[START OF Extracted entries]
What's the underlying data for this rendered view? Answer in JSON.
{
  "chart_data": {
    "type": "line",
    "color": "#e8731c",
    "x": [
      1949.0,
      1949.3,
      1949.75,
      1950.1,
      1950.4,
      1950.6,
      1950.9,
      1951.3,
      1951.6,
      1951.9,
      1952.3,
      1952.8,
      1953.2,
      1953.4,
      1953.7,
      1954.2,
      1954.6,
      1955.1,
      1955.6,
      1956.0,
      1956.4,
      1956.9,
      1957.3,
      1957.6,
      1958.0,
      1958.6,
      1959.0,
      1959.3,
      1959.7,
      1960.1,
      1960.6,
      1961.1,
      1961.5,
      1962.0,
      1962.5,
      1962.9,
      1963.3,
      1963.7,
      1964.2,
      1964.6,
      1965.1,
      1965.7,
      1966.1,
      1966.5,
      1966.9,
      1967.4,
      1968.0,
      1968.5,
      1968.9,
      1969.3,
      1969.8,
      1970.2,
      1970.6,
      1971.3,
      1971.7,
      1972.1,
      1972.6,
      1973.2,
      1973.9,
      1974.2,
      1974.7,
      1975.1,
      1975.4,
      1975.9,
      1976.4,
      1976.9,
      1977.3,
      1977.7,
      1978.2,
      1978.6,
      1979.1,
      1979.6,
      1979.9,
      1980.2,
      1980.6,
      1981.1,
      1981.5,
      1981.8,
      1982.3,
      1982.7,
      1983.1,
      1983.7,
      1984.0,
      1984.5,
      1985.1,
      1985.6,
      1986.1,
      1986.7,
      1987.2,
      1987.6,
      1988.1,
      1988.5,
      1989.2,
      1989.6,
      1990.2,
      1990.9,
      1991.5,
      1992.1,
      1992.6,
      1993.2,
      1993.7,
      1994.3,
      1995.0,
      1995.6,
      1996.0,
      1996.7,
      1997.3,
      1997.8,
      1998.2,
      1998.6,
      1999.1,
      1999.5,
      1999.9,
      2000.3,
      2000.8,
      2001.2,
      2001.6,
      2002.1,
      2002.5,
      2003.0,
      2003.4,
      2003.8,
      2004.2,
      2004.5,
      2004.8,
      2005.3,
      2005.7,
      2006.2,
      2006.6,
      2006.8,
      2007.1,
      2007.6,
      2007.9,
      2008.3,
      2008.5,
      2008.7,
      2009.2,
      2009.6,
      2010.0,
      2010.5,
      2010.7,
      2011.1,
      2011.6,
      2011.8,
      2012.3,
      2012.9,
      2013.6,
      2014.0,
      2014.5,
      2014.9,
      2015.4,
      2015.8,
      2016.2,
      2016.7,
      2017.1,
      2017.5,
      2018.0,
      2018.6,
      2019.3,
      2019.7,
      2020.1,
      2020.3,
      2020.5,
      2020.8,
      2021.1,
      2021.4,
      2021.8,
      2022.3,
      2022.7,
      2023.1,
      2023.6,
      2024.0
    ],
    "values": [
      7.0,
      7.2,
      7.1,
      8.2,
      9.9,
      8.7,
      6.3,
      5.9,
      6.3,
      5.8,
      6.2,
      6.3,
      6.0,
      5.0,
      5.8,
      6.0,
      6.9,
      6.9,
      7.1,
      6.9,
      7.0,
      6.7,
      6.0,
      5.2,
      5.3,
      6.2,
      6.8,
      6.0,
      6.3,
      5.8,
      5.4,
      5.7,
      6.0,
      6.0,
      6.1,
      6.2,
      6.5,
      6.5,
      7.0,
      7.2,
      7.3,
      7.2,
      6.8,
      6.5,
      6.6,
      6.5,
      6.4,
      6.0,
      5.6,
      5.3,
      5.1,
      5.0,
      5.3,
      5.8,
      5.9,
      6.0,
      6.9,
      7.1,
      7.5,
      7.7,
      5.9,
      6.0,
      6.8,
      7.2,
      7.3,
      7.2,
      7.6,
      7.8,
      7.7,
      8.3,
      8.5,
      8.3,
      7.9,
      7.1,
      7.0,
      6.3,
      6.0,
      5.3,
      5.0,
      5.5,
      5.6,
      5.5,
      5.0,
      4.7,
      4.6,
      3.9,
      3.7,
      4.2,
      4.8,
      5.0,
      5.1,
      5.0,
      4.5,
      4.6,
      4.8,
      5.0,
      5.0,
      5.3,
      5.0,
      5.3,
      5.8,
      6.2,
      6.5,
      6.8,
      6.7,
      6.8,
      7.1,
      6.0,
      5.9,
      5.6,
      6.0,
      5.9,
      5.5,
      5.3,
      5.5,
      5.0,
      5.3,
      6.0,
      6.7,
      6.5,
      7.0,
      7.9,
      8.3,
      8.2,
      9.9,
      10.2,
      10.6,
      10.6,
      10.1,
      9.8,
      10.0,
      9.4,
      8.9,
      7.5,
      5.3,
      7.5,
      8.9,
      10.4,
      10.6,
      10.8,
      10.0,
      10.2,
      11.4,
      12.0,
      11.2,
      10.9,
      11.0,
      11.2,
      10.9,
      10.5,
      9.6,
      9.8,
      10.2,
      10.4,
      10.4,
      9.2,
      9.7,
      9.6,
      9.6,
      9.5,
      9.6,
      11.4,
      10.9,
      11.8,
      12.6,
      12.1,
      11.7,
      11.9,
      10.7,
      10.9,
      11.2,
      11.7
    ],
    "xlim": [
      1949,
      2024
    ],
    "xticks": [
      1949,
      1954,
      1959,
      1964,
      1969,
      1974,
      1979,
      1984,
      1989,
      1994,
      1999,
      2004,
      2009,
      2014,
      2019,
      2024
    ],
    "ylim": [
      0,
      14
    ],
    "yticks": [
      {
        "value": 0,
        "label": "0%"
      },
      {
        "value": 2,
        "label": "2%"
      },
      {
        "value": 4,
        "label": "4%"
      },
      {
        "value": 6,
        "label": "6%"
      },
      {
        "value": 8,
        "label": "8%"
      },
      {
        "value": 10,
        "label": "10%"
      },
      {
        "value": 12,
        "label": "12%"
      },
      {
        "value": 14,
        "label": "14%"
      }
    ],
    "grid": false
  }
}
[END OF Extracted entries]
Scan the listing above for the word "label" and copy every line that holds it.

▸ **Written reply**
        "label": "0%"
        "label": "2%"
        "label": "4%"
        "label": "6%"
        "label": "8%"
        "label": "10%"
        "label": "12%"
        "label": "14%"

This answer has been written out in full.